# What this task involves
Write out the material below again, unchanged.
+ + + +
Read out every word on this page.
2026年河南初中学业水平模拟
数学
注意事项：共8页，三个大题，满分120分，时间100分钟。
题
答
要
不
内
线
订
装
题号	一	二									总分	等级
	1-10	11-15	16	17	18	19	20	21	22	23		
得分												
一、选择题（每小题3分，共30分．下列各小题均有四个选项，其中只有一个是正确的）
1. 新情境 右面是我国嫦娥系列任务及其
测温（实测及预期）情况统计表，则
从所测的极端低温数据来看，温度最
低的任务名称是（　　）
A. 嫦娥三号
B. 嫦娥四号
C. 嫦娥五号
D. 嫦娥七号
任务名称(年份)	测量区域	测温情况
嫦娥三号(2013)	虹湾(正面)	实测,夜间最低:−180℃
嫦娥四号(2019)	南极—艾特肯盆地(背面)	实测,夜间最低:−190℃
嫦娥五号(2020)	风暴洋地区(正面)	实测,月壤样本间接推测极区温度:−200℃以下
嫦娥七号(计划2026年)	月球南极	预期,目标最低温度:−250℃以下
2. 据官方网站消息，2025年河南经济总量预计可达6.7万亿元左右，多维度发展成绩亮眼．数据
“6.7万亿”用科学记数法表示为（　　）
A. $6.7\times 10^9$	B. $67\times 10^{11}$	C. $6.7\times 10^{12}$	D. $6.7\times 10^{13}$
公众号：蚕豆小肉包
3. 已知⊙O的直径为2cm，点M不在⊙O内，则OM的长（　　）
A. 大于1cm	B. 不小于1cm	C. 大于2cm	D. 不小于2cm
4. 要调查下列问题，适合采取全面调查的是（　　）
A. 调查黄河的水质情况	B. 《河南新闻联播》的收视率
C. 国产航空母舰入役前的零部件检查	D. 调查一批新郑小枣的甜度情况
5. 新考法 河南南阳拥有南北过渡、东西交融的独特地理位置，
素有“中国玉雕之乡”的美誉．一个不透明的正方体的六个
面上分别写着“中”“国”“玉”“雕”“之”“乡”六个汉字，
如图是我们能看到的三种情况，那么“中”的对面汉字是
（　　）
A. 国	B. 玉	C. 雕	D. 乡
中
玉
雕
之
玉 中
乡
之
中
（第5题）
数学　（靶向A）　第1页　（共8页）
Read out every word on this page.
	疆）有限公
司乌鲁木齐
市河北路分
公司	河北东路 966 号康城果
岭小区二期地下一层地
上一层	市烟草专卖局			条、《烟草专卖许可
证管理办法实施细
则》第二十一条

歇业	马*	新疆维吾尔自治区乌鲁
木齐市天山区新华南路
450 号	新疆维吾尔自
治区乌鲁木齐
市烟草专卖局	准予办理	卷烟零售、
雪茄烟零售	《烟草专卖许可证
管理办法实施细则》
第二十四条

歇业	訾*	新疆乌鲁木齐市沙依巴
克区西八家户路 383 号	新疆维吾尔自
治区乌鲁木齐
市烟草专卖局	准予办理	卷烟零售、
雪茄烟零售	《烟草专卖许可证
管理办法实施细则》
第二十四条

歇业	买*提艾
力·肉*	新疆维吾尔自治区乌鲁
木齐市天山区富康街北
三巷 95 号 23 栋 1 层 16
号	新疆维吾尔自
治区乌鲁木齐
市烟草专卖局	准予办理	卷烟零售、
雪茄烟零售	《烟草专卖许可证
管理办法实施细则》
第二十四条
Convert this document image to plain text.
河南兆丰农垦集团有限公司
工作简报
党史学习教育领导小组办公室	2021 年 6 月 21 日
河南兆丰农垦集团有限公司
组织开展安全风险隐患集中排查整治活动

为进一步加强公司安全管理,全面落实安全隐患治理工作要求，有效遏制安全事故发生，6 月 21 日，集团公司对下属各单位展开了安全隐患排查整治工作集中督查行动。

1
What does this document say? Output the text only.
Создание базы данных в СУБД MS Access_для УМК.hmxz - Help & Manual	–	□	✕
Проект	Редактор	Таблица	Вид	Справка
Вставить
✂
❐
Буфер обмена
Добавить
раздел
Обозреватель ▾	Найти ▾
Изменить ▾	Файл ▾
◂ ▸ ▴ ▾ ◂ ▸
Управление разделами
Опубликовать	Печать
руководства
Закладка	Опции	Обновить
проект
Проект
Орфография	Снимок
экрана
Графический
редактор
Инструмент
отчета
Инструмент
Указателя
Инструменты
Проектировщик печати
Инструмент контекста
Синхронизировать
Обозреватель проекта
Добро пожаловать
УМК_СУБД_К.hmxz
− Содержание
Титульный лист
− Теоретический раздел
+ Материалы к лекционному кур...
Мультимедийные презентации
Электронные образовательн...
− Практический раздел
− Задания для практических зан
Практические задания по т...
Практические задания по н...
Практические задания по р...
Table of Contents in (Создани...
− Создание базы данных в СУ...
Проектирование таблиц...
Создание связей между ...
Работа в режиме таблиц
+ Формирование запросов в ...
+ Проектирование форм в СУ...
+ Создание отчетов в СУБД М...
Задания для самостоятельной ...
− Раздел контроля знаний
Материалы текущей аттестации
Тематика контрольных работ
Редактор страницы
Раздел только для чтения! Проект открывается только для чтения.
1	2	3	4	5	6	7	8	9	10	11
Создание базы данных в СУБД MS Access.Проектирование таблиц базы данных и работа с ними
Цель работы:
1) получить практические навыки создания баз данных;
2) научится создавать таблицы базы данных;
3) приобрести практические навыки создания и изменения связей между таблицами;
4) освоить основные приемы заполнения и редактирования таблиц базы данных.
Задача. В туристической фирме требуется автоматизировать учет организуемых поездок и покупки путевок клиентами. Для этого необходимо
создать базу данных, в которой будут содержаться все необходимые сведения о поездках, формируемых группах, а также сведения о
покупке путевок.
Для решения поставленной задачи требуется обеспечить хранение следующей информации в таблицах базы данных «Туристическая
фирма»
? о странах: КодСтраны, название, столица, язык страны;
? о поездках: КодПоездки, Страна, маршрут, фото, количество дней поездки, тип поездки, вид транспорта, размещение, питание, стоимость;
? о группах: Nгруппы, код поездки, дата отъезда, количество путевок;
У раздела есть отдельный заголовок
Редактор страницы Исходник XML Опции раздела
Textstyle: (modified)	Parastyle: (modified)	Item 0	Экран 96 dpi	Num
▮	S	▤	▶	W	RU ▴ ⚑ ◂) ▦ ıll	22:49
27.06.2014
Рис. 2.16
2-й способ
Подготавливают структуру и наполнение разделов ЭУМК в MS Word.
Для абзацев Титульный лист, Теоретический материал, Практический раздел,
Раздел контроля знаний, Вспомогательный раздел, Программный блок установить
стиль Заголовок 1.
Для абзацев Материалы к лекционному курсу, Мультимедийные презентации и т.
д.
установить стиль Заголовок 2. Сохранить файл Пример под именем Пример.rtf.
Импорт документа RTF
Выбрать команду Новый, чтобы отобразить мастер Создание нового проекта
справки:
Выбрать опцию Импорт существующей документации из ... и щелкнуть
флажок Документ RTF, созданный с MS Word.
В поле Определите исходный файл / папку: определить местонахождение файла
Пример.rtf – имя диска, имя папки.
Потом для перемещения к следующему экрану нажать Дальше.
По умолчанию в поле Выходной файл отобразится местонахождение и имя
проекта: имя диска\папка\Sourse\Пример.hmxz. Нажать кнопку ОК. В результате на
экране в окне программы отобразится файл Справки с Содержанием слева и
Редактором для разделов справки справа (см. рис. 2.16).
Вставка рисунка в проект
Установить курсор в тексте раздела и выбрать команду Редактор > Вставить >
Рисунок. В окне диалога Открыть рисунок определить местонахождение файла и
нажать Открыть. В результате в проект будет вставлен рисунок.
+ + + +
# Written response
Read out every word on this page.
2026年河南初中学业水平模拟
数学
注意事项：共8页，三个大题，满分120分，时间100分钟。
题
答
要
不
内
线
订
装
题号	一	二									总分	等级
	1-10	11-15	16	17	18	19	20	21	22	23		
得分												
一、选择题（每小题3分，共30分．下列各小题均有四个选项，其中只有一个是正确的）
1. 新情境 右面是我国嫦娥系列任务及其
测温（实测及预期）情况统计表，则
从所测的极端低温数据来看，温度最
低的任务名称是（　　）
A. 嫦娥三号
B. 嫦娥四号
C. 嫦娥五号
D. 嫦娥七号
任务名称(年份)	测量区域	测温情况
嫦娥三号(2013)	虹湾(正面)	实测,夜间最低:−180℃
嫦娥四号(2019)	南极—艾特肯盆地(背面)	实测,夜间最低:−190℃
嫦娥五号(2020)	风暴洋地区(正面)	实测,月壤样本间接推测极区温度:−200℃以下
嫦娥七号(计划2026年)	月球南极	预期,目标最低温度:−250℃以下
2. 据官方网站消息，2025年河南经济总量预计可达6.7万亿元左右，多维度发展成绩亮眼．数据
“6.7万亿”用科学记数法表示为（　　）
A. $6.7\times 10^9$	B. $67\times 10^{11}$	C. $6.7\times 10^{12}$	D. $6.7\times 10^{13}$
公众号：蚕豆小肉包
3. 已知⊙O的直径为2cm，点M不在⊙O内，则OM的长（　　）
A. 大于1cm	B. 不小于1cm	C. 大于2cm	D. 不小于2cm
4. 要调查下列问题，适合采取全面调查的是（　　）
A. 调查黄河的水质情况	B. 《河南新闻联播》的收视率
C. 国产航空母舰入役前的零部件检查	D. 调查一批新郑小枣的甜度情况
5. 新考法 河南南阳拥有南北过渡、东西交融的独特地理位置，
素有“中国玉雕之乡”的美誉．一个不透明的正方体的六个
面上分别写着“中”“国”“玉”“雕”“之”“乡”六个汉字，
如图是我们能看到的三种情况，那么“中”的对面汉字是
（　　）
A. 国	B. 玉	C. 雕	D. 乡
中
玉
雕
之
玉 中
乡
之
中
（第5题）
数学　（靶向A）　第1页　（共8页）
Read out every word on this page.
	疆）有限公
司乌鲁木齐
市河北路分
公司	河北东路 966 号康城果
岭小区二期地下一层地
上一层	市烟草专卖局			条、《烟草专卖许可
证管理办法实施细
则》第二十一条

歇业	马*	新疆维吾尔自治区乌鲁
木齐市天山区新华南路
450 号	新疆维吾尔自
治区乌鲁木齐
市烟草专卖局	准予办理	卷烟零售、
雪茄烟零售	《烟草专卖许可证
管理办法实施细则》
第二十四条

歇业	訾*	新疆乌鲁木齐市沙依巴
克区西八家户路 383 号	新疆维吾尔自
治区乌鲁木齐
市烟草专卖局	准予办理	卷烟零售、
雪茄烟零售	《烟草专卖许可证
管理办法实施细则》
第二十四条

歇业	买*提艾
力·肉*	新疆维吾尔自治区乌鲁
木齐市天山区富康街北
三巷 95 号 23 栋 1 层 16
号	新疆维吾尔自
治区乌鲁木齐
市烟草专卖局	准予办理	卷烟零售、
雪茄烟零售	《烟草专卖许可证
管理办法实施细则》
第二十四条
Convert this document image to plain text.
河南兆丰农垦集团有限公司
工作简报
党史学习教育领导小组办公室	2021 年 6 月 21 日
河南兆丰农垦集团有限公司
组织开展安全风险隐患集中排查整治活动

为进一步加强公司安全管理,全面落实安全隐患治理工作要求，有效遏制安全事故发生，6 月 21 日，集团公司对下属各单位展开了安全隐患排查整治工作集中督查行动。

1
What does this document say? Output the text only.
Создание базы данных в СУБД MS Access_для УМК.hmxz - Help & Manual	–	□	✕
Проект	Редактор	Таблица	Вид	Справка
Вставить
✂
❐
Буфер обмена
Добавить
раздел
Обозреватель ▾	Найти ▾
Изменить ▾	Файл ▾
◂ ▸ ▴ ▾ ◂ ▸
Управление разделами
Опубликовать	Печать
руководства
Закладка	Опции	Обновить
проект
Проект
Орфография	Снимок
экрана
Графический
редактор
Инструмент
отчета
Инструмент
Указателя
Инструменты
Проектировщик печати
Инструмент контекста
Синхронизировать
Обозреватель проекта
Добро пожаловать
УМК_СУБД_К.hmxz
− Содержание
Титульный лист
− Теоретический раздел
+ Материалы к лекционному кур...
Мультимедийные презентации
Электронные образовательн...
− Практический раздел
− Задания для практических зан
Практические задания по т...
Практические задания по н...
Практические задания по р...
Table of Contents in (Создани...
− Создание базы данных в СУ...
Проектирование таблиц...
Создание связей между ...
Работа в режиме таблиц
+ Формирование запросов в ...
+ Проектирование форм в СУ...
+ Создание отчетов в СУБД М...
Задания для самостоятельной ...
− Раздел контроля знаний
Материалы текущей аттестации
Тематика контрольных работ
Редактор страницы
Раздел только для чтения! Проект открывается только для чтения.
1	2	3	4	5	6	7	8	9	10	11
Создание базы данных в СУБД MS Access.Проектирование таблиц базы данных и работа с ними
Цель работы:
1) получить практические навыки создания баз данных;
2) научится создавать таблицы базы данных;
3) приобрести практические навыки создания и изменения связей между таблицами;
4) освоить основные приемы заполнения и редактирования таблиц базы данных.
Задача. В туристической фирме требуется автоматизировать учет организуемых поездок и покупки путевок клиентами. Для этого необходимо
создать базу данных, в которой будут содержаться все необходимые сведения о поездках, формируемых группах, а также сведения о
покупке путевок.
Для решения поставленной задачи требуется обеспечить хранение следующей информации в таблицах базы данных «Туристическая
фирма»
? о странах: КодСтраны, название, столица, язык страны;
? о поездках: КодПоездки, Страна, маршрут, фото, количество дней поездки, тип поездки, вид транспорта, размещение, питание, стоимость;
? о группах: Nгруппы, код поездки, дата отъезда, количество путевок;
У раздела есть отдельный заголовок
Редактор страницы Исходник XML Опции раздела
Textstyle: (modified)	Parastyle: (modified)	Item 0	Экран 96 dpi	Num
▮	S	▤	▶	W	RU ▴ ⚑ ◂) ▦ ıll	22:49
27.06.2014
Рис. 2.16
2-й способ
Подготавливают структуру и наполнение разделов ЭУМК в MS Word.
Для абзацев Титульный лист, Теоретический материал, Практический раздел,
Раздел контроля знаний, Вспомогательный раздел, Программный блок установить
стиль Заголовок 1.
Для абзацев Материалы к лекционному курсу, Мультимедийные презентации и т.
д.
установить стиль Заголовок 2. Сохранить файл Пример под именем Пример.rtf.
Импорт документа RTF
Выбрать команду Новый, чтобы отобразить мастер Создание нового проекта
справки:
Выбрать опцию Импорт существующей документации из ... и щелкнуть
флажок Документ RTF, созданный с MS Word.
В поле Определите исходный файл / папку: определить местонахождение файла
Пример.rtf – имя диска, имя папки.
Потом для перемещения к следующему экрану нажать Дальше.
По умолчанию в поле Выходной файл отобразится местонахождение и имя
проекта: имя диска\папка\Sourse\Пример.hmxz. Нажать кнопку ОК. В результате на
экране в окне программы отобразится файл Справки с Содержанием слева и
Редактором для разделов справки справа (см. рис. 2.16).
Вставка рисунка в проект
Установить курсор в тексте раздела и выбрать команду Редактор > Вставить >
Рисунок. В окне диалога Открыть рисунок определить местонахождение файла и
нажать Открыть. В результате в проект будет вставлен рисунок.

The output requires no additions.